# [WORK TO BE COMPLETED]
Write out the full listing again, exactly as it stands.

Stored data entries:
►
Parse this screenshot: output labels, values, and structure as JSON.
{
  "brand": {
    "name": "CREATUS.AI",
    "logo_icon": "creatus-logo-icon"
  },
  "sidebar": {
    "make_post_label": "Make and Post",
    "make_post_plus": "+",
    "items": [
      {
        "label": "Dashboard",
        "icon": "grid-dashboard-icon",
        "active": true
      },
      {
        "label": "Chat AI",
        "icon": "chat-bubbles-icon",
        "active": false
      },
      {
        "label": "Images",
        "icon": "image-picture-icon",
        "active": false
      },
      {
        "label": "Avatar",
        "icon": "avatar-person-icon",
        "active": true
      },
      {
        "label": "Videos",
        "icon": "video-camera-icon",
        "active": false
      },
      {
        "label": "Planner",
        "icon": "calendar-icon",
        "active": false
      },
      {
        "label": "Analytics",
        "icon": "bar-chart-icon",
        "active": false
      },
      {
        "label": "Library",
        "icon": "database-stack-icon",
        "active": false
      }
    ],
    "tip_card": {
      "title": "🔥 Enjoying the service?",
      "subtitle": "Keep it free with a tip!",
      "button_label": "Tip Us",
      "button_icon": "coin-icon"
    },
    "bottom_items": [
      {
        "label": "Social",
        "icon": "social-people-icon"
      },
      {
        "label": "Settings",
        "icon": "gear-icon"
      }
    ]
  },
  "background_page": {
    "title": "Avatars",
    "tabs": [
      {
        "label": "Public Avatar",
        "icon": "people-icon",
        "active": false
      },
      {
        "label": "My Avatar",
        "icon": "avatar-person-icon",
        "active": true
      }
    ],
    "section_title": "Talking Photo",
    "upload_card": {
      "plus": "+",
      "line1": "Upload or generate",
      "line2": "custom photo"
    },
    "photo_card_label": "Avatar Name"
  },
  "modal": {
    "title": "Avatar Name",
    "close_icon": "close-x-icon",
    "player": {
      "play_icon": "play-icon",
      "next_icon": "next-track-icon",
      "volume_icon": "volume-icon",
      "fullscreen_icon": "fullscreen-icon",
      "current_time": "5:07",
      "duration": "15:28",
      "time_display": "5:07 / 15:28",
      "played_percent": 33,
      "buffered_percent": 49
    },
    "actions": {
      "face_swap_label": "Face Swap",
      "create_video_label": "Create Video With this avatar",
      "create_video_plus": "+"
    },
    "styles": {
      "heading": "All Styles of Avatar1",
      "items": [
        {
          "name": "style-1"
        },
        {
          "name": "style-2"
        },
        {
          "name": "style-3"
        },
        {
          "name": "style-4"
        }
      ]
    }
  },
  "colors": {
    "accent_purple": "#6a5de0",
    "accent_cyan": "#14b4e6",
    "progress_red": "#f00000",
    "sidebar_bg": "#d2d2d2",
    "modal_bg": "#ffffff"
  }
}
◄
# [FINAL RESULT]
Parse this screenshot: output labels, values, and structure as JSON.
{
  "brand": {
    "name": "CREATUS.AI",
    "logo_icon": "creatus-logo-icon"
  },
  "sidebar": {
    "make_post_label": "Make and Post",
    "make_post_plus": "+",
    "items": [
      {
        "label": "Dashboard",
        "icon": "grid-dashboard-icon",
        "active": true
      },
      {
        "label": "Chat AI",
        "icon": "chat-bubbles-icon",
        "active": false
      },
      {
        "label": "Images",
        "icon": "image-picture-icon",
        "active": false
      },
      {
        "label": "Avatar",
        "icon": "avatar-person-icon",
        "active": true
      },
      {
        "label": "Videos",
        "icon": "video-camera-icon",
        "active": false
      },
      {
        "label": "Planner",
        "icon": "calendar-icon",
        "active": false
      },
      {
        "label": "Analytics",
        "icon": "bar-chart-icon",
        "active": false
      },
      {
        "label": "Library",
        "icon": "database-stack-icon",
        "active": false
      }
    ],
    "tip_card": {
      "title": "🔥 Enjoying the service?",
      "subtitle": "Keep it free with a tip!",
      "button_label": "Tip Us",
      "button_icon": "coin-icon"
    },
    "bottom_items": [
      {
        "label": "Social",
        "icon": "social-people-icon"
      },
      {
        "label": "Settings",
        "icon": "gear-icon"
      }
    ]
  },
  "background_page": {
    "title": "Avatars",
    "tabs": [
      {
        "label": "Public Avatar",
        "icon": "people-icon",
        "active": false
      },
      {
        "label": "My Avatar",
        "icon": "avatar-person-icon",
        "active": true
      }
    ],
    "section_title": "Talking Photo",
    "upload_card": {
      "plus": "+",
      "line1": "Upload or generate",
      "line2": "custom photo"
    },
    "photo_card_label": "Avatar Name"
  },
  "modal": {
    "title": "Avatar Name",
    "close_icon": "close-x-icon",
    "player": {
      "play_icon": "play-icon",
      "next_icon": "next-track-icon",
      "volume_icon": "volume-icon",
      "fullscreen_icon": "fullscreen-icon",
      "current_time": "5:07",
      "duration": "15:28",
      "time_display": "5:07 / 15:28",
      "played_percent": 33,
      "buffered_percent": 49
    },
    "actions": {
      "face_swap_label": "Face Swap",
      "create_video_label": "Create Video With this avatar",
      "create_video_plus": "+"
    },
    "styles": {
      "heading": "All Styles of Avatar1",
      "items": [
        {
          "name": "style-1"
        },
        {
          "name": "style-2"
        },
        {
          "name": "style-3"
        },
        {
          "name": "style-4"
        }
      ]
    }
  },
  "colors": {
    "accent_purple": "#6a5de0",
    "accent_cyan": "#14b4e6",
    "progress_red": "#f00000",
    "sidebar_bg": "#d2d2d2",
    "modal_bg": "#ffffff"
  }
}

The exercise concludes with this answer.